■ **EXERCISE PROMPT**: Examine the material below and count the lines that hold the word "color". Report only the number.

[SUPPLIED DATA start]

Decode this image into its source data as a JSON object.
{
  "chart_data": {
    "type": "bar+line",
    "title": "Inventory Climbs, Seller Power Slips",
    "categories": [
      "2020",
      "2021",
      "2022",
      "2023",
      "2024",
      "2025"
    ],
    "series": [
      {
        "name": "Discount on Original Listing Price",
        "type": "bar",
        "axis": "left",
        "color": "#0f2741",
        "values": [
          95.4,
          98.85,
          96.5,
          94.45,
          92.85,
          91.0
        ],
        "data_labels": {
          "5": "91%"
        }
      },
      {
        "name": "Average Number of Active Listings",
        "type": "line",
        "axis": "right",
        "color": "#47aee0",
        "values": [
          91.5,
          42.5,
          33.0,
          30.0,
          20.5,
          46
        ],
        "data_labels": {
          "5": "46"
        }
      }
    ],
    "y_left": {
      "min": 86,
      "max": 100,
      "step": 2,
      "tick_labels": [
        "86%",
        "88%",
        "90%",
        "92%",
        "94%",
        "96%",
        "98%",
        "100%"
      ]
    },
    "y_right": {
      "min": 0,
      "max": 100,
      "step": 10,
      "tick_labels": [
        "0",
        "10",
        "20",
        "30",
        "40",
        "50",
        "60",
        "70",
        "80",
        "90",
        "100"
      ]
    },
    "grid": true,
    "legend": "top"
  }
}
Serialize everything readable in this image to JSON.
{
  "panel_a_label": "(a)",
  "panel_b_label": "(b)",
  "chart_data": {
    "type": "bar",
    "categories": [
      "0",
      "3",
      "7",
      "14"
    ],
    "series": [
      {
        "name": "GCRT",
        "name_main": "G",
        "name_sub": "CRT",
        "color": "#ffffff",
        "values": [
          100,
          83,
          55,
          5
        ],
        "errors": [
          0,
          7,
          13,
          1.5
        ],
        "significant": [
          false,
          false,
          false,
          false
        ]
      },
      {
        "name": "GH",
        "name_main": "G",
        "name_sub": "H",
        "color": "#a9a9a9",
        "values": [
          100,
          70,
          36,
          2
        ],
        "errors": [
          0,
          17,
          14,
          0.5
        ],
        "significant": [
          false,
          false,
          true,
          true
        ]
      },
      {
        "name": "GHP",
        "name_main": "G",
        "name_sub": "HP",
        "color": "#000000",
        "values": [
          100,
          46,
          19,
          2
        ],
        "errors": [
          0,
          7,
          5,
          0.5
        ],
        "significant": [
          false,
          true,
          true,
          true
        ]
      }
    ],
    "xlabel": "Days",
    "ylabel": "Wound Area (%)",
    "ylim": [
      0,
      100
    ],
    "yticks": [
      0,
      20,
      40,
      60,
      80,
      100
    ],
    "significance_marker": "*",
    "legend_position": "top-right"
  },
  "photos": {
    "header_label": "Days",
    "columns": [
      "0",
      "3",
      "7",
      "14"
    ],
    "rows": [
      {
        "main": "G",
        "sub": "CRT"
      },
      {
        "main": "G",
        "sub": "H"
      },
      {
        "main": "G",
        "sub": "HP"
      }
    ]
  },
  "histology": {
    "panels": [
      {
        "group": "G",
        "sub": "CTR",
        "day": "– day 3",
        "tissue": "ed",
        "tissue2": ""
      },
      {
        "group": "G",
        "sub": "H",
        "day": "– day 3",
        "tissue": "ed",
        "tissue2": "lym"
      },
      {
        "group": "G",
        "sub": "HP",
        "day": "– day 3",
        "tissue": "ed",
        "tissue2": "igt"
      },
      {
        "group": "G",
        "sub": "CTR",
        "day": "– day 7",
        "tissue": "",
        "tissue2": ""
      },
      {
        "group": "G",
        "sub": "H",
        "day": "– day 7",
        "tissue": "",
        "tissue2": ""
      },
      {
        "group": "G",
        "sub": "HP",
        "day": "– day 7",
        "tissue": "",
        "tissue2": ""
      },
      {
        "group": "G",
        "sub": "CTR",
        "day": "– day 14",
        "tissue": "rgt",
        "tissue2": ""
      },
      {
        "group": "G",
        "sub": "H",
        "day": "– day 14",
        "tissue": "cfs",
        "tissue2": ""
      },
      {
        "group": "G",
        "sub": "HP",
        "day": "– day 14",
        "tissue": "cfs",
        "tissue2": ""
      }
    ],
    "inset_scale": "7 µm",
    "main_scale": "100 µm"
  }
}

[SUPPLIED DATA end]

■ **ANSWER TO THIS PROBLEM**: 5